--- Selected extract ---
I have rules similar to the following to deny access to my various control panels (using WordPress as the example here);

<Directory ~ "/var/www/.*/wp-admin">

        Order deny,allow
        Deny from all
        Allow from *.*.*

</Directory>

With a few IP blocks set up to allow access for me from my ISP (which happily changes my IP more than a narcissist looks at himself in the mirror, but anywho).

It seems that these rules are now voided since I finally got around to setting up an nginx proxy. I'm assuming Apache is only seeing the IP address that nginx is sending from (rpaf is set up and working).

Can I do this from nginx.conf?

location ~* wp-admin/?$ {
    allow *.*.*
    deny all
}

Is this right? Can I place it outside of server { } so it takes effect globally?

You can't do it globally as far as I know. location directives must be inside server directives.

However, you can put this piece of code in a separate file and include it to avoid code duplication.

Fooey! Shouldn't rpaf be passing the IP through? Or does it only work when it comes to logging the information?
--- Data listing ---
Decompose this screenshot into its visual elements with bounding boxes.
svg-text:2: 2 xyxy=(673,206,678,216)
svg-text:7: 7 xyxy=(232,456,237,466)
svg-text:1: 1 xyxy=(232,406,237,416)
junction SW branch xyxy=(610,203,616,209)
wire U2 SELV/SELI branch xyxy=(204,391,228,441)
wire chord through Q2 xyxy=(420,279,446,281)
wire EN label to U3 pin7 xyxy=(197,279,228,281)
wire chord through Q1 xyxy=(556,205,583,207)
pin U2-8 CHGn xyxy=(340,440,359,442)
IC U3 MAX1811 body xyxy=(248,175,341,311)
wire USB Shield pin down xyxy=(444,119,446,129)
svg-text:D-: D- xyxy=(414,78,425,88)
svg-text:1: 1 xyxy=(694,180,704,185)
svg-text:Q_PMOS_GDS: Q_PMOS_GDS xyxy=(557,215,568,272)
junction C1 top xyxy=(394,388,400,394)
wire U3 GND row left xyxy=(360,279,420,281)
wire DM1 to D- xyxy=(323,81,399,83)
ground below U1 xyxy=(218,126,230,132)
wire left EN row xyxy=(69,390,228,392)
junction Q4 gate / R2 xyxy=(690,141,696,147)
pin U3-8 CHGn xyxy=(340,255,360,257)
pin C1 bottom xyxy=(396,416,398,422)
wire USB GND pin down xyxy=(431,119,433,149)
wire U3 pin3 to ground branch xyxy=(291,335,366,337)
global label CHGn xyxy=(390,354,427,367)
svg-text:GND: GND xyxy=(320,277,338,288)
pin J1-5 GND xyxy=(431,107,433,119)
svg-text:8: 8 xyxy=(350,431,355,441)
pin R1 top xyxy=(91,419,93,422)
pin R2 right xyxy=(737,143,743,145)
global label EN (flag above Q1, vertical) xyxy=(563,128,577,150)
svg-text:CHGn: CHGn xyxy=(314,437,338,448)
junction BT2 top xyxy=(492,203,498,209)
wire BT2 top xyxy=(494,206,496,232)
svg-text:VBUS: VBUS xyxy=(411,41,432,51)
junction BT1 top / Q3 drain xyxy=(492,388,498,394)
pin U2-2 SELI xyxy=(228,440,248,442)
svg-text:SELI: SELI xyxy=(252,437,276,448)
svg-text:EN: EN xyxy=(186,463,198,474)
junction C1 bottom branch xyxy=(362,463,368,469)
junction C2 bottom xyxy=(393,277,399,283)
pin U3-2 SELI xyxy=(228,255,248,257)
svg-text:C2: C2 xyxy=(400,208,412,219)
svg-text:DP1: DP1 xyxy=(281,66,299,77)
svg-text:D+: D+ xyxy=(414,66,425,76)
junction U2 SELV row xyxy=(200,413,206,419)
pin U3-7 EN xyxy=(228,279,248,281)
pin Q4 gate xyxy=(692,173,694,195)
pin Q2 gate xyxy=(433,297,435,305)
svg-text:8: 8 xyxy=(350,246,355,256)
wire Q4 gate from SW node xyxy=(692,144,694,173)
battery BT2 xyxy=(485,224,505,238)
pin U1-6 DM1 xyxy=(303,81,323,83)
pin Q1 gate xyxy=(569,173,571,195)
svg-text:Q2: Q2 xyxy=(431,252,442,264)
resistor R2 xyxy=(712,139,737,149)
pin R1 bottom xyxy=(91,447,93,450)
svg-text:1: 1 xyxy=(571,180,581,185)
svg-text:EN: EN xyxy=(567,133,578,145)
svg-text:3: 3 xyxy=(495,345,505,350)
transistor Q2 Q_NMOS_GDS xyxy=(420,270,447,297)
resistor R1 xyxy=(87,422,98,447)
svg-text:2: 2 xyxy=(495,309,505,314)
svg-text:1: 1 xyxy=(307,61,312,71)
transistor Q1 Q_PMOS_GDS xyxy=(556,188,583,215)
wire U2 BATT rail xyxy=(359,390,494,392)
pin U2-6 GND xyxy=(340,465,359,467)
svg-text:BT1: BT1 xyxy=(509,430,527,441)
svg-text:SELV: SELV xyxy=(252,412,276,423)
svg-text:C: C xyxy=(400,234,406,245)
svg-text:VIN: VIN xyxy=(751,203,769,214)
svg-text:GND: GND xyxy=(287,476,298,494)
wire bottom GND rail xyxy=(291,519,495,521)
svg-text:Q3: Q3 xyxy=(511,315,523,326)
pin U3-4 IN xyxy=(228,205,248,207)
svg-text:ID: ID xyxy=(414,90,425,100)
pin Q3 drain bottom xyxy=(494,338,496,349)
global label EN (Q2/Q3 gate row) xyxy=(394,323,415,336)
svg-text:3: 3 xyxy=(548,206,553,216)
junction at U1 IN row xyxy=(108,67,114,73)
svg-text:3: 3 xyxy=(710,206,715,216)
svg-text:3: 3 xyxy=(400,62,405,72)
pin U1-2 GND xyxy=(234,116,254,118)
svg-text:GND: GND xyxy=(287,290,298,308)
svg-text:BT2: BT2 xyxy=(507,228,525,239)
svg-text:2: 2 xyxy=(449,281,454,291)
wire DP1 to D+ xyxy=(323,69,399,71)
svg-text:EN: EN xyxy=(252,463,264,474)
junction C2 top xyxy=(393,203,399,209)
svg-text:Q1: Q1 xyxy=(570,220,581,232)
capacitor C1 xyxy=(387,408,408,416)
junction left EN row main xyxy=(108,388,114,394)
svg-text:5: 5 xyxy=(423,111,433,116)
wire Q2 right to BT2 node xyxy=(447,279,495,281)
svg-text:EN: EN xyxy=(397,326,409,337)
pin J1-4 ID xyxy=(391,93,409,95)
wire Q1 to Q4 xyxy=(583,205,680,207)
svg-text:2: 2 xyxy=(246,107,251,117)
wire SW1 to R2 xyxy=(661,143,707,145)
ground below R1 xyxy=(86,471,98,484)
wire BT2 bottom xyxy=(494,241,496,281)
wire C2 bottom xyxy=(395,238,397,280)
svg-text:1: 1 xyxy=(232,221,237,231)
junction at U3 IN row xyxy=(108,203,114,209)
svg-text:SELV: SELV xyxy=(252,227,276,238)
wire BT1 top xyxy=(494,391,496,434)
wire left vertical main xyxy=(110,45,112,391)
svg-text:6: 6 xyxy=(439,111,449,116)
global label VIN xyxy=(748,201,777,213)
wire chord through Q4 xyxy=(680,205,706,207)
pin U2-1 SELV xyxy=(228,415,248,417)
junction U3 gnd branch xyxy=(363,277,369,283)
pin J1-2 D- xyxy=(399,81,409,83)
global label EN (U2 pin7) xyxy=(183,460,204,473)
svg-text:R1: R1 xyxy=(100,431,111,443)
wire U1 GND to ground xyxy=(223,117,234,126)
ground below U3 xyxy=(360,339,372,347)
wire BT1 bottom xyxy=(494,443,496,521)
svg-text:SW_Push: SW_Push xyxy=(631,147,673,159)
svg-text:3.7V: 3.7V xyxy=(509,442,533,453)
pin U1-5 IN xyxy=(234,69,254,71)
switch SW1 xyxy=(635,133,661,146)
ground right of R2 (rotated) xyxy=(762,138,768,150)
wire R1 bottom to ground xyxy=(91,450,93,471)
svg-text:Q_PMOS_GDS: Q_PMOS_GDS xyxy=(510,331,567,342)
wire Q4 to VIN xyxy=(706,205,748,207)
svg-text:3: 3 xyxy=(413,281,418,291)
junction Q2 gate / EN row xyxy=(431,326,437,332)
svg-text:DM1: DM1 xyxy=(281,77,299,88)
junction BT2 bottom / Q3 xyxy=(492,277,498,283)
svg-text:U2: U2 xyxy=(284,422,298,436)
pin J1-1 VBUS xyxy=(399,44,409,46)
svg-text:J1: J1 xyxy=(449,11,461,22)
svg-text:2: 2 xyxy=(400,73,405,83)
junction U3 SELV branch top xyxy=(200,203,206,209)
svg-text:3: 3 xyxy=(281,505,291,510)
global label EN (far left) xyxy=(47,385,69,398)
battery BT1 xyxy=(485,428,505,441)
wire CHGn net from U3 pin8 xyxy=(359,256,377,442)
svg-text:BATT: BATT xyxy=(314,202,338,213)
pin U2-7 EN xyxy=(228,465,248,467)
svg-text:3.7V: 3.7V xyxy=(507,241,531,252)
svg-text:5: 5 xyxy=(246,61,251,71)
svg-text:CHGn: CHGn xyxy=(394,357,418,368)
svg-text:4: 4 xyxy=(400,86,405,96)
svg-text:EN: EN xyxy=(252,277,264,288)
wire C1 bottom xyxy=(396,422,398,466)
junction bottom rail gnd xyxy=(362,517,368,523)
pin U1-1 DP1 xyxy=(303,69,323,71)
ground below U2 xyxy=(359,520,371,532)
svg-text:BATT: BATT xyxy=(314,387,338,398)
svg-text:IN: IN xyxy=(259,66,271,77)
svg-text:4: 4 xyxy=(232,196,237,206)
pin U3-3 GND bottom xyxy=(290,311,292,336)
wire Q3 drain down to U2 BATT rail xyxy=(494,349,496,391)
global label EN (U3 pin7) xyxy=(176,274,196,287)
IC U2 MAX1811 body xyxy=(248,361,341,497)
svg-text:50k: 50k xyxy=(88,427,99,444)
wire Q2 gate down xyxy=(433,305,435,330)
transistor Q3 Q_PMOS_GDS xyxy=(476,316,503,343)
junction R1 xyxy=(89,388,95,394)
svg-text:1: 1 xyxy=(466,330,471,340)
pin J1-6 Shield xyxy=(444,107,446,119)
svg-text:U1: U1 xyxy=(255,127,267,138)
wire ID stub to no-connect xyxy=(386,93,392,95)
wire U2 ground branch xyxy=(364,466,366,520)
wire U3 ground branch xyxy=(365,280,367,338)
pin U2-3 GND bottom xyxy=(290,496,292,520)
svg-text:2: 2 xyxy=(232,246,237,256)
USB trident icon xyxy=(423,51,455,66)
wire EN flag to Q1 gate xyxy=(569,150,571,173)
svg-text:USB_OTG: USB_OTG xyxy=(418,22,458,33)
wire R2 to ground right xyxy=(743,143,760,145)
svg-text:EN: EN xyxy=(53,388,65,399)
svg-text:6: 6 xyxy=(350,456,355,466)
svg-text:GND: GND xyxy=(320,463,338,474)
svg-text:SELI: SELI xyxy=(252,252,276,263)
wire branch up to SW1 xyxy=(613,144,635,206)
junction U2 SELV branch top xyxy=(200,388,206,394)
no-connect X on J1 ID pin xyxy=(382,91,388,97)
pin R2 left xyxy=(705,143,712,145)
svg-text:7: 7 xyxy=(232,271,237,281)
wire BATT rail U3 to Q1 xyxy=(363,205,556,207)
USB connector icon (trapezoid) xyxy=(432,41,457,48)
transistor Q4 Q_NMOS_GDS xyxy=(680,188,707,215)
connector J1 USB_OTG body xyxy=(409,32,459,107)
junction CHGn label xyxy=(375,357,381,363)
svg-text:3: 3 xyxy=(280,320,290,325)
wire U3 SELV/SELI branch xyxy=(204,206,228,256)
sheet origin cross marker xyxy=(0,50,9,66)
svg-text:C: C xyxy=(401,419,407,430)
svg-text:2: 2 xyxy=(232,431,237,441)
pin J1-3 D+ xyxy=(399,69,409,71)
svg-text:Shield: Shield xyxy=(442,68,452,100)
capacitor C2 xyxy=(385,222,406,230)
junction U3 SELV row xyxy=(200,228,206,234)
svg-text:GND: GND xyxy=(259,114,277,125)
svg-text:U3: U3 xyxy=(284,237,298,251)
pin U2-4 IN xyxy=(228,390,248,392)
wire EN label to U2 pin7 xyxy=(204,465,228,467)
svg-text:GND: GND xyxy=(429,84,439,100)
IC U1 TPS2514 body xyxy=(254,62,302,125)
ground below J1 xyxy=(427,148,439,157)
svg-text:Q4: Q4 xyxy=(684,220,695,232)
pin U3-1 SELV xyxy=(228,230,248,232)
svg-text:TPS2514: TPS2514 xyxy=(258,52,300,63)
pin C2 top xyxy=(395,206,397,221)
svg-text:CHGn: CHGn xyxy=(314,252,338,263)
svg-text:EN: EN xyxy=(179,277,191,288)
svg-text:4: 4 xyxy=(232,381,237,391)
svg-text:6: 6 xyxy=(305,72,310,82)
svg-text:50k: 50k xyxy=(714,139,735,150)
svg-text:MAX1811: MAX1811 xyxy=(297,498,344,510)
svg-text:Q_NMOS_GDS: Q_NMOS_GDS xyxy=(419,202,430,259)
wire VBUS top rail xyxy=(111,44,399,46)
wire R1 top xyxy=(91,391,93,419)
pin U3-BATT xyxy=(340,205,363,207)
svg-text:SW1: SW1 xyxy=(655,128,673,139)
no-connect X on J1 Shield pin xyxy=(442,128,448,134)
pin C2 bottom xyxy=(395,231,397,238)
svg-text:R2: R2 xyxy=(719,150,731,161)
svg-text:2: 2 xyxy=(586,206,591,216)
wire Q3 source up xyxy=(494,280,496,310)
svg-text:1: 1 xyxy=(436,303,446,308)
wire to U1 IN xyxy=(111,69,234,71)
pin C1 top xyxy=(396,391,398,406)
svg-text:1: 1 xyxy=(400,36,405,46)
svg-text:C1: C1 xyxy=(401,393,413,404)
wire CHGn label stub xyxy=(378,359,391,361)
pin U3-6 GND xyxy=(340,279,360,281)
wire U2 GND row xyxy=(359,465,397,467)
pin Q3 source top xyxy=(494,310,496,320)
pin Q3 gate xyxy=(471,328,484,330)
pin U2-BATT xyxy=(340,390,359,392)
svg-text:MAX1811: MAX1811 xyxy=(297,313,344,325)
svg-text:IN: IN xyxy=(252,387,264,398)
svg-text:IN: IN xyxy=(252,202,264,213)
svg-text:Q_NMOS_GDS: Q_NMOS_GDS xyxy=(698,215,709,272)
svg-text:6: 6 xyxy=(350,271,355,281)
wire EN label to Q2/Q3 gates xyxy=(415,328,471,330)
---
**Directions**: Please answer from the forum thread on restricting wp-admin access: according to the reply, where must location directives go?

**Your response**: Inside server directives.